■ **TASK DESCRIPTION**
Restate each line of the listing exactly, without carrying over any pictures.

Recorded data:
---

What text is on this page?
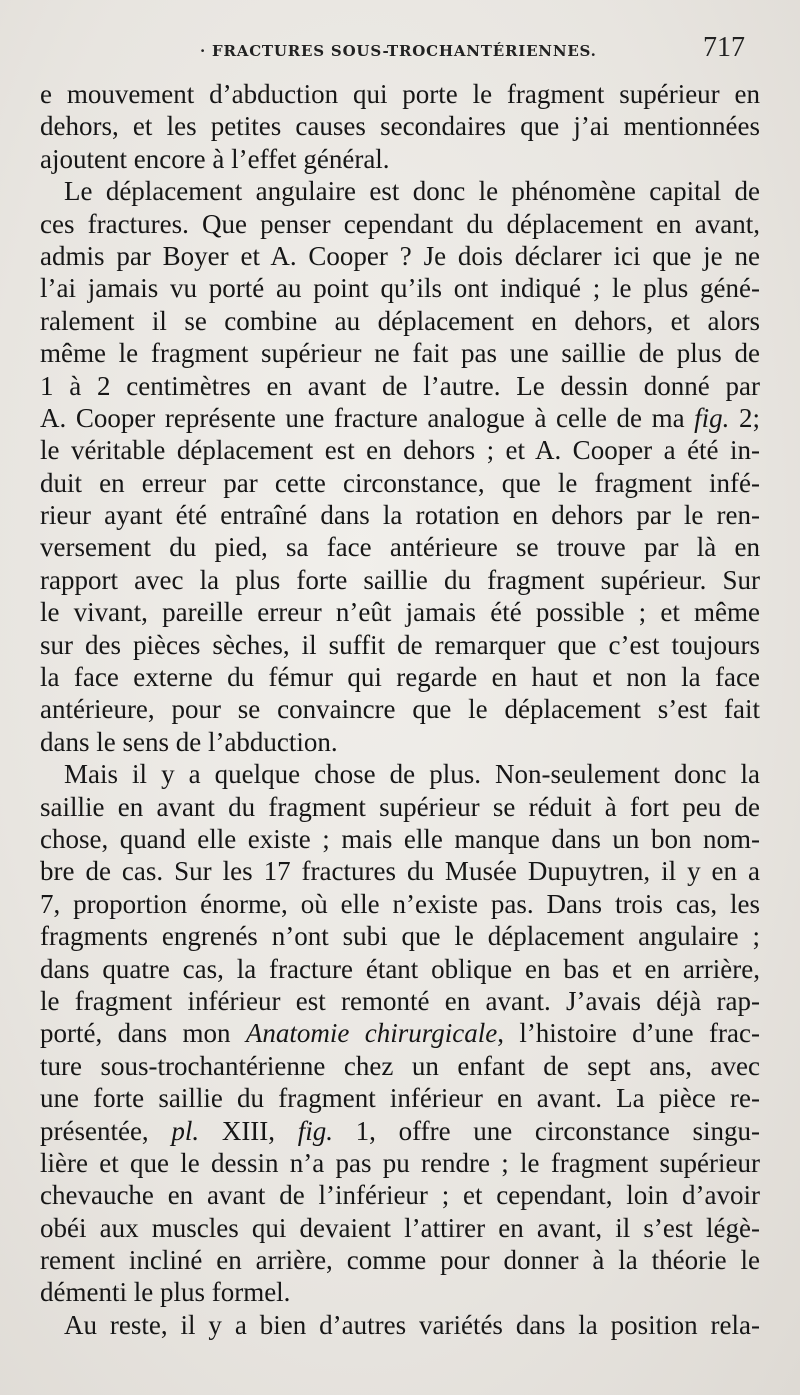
· FRACTURES SOUS-TROCHANTÉRIENNES.	717
e mouvement d’abduction qui porte le fragment supérieur en
dehors, et les petites causes secondaires que j’ai mentionnées
ajoutent encore à l’effet général.
Le déplacement angulaire est donc le phénomène capital de
ces fractures. Que penser cependant du déplacement en avant,
admis par Boyer et A. Cooper ? Je dois déclarer ici que je ne
l’ai jamais vu porté au point qu’ils ont indiqué ; le plus géné-
ralement il se combine au déplacement en dehors, et alors
même le fragment supérieur ne fait pas une saillie de plus de
1 à 2 centimètres en avant de l’autre. Le dessin donné par
A. Cooper représente une fracture analogue à celle de ma fig. 2;
le véritable déplacement est en dehors ; et A. Cooper a été in-
duit en erreur par cette circonstance, que le fragment infé-
rieur ayant été entraîné dans la rotation en dehors par le ren-
versement du pied, sa face antérieure se trouve par là en
rapport avec la plus forte saillie du fragment supérieur. Sur
le vivant, pareille erreur n’eût jamais été possible ; et même
sur des pièces sèches, il suffit de remarquer que c’est toujours
la face externe du fémur qui regarde en haut et non la face
antérieure, pour se convaincre que le déplacement s’est fait
dans le sens de l’abduction.
Mais il y a quelque chose de plus. Non-seulement donc la
saillie en avant du fragment supérieur se réduit à fort peu de
chose, quand elle existe ; mais elle manque dans un bon nom-
bre de cas. Sur les 17 fractures du Musée Dupuytren, il y en a
7, proportion énorme, où elle n’existe pas. Dans trois cas, les
fragments engrenés n’ont subi que le déplacement angulaire ;
dans quatre cas, la fracture étant oblique en bas et en arrière,
le fragment inférieur est remonté en avant. J’avais déjà rap-
porté, dans mon Anatomie chirurgicale, l’histoire d’une frac-
ture sous-trochantérienne chez un enfant de sept ans, avec
une forte saillie du fragment inférieur en avant. La pièce re-
présentée, pl. XIII, fig. 1, offre une circonstance singu-
lière et que le dessin n’a pas pu rendre ; le fragment supérieur
chevauche en avant de l’inférieur ; et cependant, loin d’avoir
obéi aux muscles qui devaient l’attirer en avant, il s’est légè-
rement incliné en arrière, comme pour donner à la théorie le
démenti le plus formel.
Au reste, il y a bien d’autres variétés dans la position rela-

---

■ **WORKED ANSWER**
What text is on this page?
· FRACTURES SOUS-TROCHANTÉRIENNES.	717
e mouvement d’abduction qui porte le fragment supérieur en
dehors, et les petites causes secondaires que j’ai mentionnées
ajoutent encore à l’effet général.
Le déplacement angulaire est donc le phénomène capital de
ces fractures. Que penser cependant du déplacement en avant,
admis par Boyer et A. Cooper ? Je dois déclarer ici que je ne
l’ai jamais vu porté au point qu’ils ont indiqué ; le plus géné-
ralement il se combine au déplacement en dehors, et alors
même le fragment supérieur ne fait pas une saillie de plus de
1 à 2 centimètres en avant de l’autre. Le dessin donné par
A. Cooper représente une fracture analogue à celle de ma fig. 2;
le véritable déplacement est en dehors ; et A. Cooper a été in-
duit en erreur par cette circonstance, que le fragment infé-
rieur ayant été entraîné dans la rotation en dehors par le ren-
versement du pied, sa face antérieure se trouve par là en
rapport avec la plus forte saillie du fragment supérieur. Sur
le vivant, pareille erreur n’eût jamais été possible ; et même
sur des pièces sèches, il suffit de remarquer que c’est toujours
la face externe du fémur qui regarde en haut et non la face
antérieure, pour se convaincre que le déplacement s’est fait
dans le sens de l’abduction.
Mais il y a quelque chose de plus. Non-seulement donc la
saillie en avant du fragment supérieur se réduit à fort peu de
chose, quand elle existe ; mais elle manque dans un bon nom-
bre de cas. Sur les 17 fractures du Musée Dupuytren, il y en a
7, proportion énorme, où elle n’existe pas. Dans trois cas, les
fragments engrenés n’ont subi que le déplacement angulaire ;
dans quatre cas, la fracture étant oblique en bas et en arrière,
le fragment inférieur est remonté en avant. J’avais déjà rap-
porté, dans mon Anatomie chirurgicale, l’histoire d’une frac-
ture sous-trochantérienne chez un enfant de sept ans, avec
une forte saillie du fragment inférieur en avant. La pièce re-
présentée, pl. XIII, fig. 1, offre une circonstance singu-
lière et que le dessin n’a pas pu rendre ; le fragment supérieur
chevauche en avant de l’inférieur ; et cependant, loin d’avoir
obéi aux muscles qui devaient l’attirer en avant, il s’est légè-
rement incliné en arrière, comme pour donner à la théorie le
démenti le plus formel.
Au reste, il y a bien d’autres variétés dans la position rela-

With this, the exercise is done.